## What the exercise asks
Gather all lines in the entries below that include the word "share".

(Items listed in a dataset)
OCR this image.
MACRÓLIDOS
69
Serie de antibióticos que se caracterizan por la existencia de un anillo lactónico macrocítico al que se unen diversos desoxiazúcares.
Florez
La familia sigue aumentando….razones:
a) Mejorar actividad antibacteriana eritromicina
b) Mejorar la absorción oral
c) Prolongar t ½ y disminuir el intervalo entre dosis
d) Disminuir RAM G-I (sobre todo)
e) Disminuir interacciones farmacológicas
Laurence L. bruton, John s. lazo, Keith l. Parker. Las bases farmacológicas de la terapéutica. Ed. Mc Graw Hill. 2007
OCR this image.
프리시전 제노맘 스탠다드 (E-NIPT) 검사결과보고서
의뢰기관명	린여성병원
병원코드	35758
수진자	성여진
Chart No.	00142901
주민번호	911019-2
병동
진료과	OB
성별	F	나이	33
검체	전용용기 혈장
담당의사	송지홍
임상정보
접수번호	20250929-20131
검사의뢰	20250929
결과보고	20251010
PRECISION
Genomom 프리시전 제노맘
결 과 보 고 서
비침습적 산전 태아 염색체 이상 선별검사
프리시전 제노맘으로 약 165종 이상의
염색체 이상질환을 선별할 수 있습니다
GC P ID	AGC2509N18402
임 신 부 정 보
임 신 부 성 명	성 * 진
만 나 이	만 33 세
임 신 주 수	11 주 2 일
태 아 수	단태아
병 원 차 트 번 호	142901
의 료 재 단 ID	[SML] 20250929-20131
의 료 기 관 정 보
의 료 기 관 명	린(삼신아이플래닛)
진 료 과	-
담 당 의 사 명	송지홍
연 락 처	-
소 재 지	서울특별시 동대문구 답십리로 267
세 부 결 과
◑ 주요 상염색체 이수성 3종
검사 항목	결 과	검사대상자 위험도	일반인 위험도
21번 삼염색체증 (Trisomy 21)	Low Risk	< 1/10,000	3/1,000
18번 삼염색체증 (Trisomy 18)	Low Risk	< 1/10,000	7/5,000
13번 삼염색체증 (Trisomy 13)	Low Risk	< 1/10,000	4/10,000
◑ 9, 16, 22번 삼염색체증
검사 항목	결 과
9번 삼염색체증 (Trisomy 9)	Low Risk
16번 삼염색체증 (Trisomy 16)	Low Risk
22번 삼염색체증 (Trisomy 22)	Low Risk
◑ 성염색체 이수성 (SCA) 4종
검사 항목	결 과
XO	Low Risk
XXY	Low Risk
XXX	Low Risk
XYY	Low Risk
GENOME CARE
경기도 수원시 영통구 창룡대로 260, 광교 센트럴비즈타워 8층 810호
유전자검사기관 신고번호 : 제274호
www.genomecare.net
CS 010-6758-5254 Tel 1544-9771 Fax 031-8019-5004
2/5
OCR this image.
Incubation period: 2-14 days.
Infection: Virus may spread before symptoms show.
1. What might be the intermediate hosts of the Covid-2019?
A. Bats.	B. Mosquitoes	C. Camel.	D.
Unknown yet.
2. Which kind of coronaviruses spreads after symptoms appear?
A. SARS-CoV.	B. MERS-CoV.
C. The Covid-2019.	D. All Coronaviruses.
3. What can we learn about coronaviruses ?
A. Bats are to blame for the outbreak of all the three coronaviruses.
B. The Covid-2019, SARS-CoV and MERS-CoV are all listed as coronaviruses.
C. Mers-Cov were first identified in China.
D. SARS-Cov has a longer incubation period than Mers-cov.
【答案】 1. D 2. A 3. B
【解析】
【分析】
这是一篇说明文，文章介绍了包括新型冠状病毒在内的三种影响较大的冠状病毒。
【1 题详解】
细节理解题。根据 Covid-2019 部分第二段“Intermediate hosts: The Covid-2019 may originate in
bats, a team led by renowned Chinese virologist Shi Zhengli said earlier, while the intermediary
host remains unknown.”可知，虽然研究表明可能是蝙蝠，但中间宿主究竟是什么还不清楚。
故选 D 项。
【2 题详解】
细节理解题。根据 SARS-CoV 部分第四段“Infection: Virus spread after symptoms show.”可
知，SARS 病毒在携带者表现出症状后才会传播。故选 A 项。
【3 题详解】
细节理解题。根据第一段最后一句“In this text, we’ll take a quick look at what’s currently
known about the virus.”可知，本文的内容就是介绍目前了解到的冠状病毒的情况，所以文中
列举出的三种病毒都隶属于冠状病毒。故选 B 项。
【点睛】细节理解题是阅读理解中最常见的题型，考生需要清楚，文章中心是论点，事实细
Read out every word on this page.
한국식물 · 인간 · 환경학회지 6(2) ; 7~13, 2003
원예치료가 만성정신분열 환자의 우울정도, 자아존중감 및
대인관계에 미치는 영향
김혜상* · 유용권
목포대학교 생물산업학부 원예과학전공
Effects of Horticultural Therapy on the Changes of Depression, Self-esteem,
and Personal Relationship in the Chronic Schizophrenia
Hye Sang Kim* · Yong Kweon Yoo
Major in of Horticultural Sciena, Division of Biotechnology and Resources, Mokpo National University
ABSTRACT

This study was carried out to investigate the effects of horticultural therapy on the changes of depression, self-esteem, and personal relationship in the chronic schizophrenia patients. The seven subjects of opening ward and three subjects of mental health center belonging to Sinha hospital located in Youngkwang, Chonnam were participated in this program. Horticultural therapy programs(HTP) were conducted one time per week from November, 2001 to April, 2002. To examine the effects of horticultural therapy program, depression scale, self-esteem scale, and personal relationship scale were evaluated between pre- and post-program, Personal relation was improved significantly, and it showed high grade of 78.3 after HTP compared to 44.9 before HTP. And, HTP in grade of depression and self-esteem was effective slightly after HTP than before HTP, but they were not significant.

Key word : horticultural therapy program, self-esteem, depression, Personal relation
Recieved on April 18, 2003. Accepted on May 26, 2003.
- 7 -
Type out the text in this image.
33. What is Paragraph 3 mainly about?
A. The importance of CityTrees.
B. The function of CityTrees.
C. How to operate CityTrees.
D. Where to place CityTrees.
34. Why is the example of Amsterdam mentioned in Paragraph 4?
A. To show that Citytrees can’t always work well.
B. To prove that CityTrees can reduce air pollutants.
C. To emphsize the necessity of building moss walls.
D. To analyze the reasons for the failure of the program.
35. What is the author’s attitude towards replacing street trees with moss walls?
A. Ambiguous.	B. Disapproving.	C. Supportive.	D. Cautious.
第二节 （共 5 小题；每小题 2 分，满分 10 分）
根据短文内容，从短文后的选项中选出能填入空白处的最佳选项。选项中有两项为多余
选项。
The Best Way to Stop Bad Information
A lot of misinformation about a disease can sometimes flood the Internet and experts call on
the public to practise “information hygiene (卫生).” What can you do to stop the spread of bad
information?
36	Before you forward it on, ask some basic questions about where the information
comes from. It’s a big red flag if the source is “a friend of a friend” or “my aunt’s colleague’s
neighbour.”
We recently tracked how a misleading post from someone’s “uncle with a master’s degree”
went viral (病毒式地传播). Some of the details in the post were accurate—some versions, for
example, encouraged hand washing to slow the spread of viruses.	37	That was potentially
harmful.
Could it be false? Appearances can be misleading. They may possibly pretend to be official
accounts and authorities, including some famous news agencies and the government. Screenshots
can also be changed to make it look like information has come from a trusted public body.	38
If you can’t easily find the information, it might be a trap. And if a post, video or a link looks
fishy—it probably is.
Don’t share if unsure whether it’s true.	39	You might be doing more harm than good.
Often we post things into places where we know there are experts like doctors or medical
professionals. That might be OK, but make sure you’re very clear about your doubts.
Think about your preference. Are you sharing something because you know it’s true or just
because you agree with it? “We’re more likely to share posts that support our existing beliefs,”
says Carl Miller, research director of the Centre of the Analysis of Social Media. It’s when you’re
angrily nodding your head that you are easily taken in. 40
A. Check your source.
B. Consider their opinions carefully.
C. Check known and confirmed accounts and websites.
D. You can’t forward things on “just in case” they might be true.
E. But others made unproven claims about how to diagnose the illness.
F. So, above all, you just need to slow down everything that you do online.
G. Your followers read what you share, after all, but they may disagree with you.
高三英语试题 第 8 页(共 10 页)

## Result of this exercise
Don’t share if unsure whether it’s true.	39	You might be doing more harm than good.
because you agree with it? “We’re more likely to share posts that support our existing beliefs,”
G. Your followers read what you share, after all, but they may disagree with you.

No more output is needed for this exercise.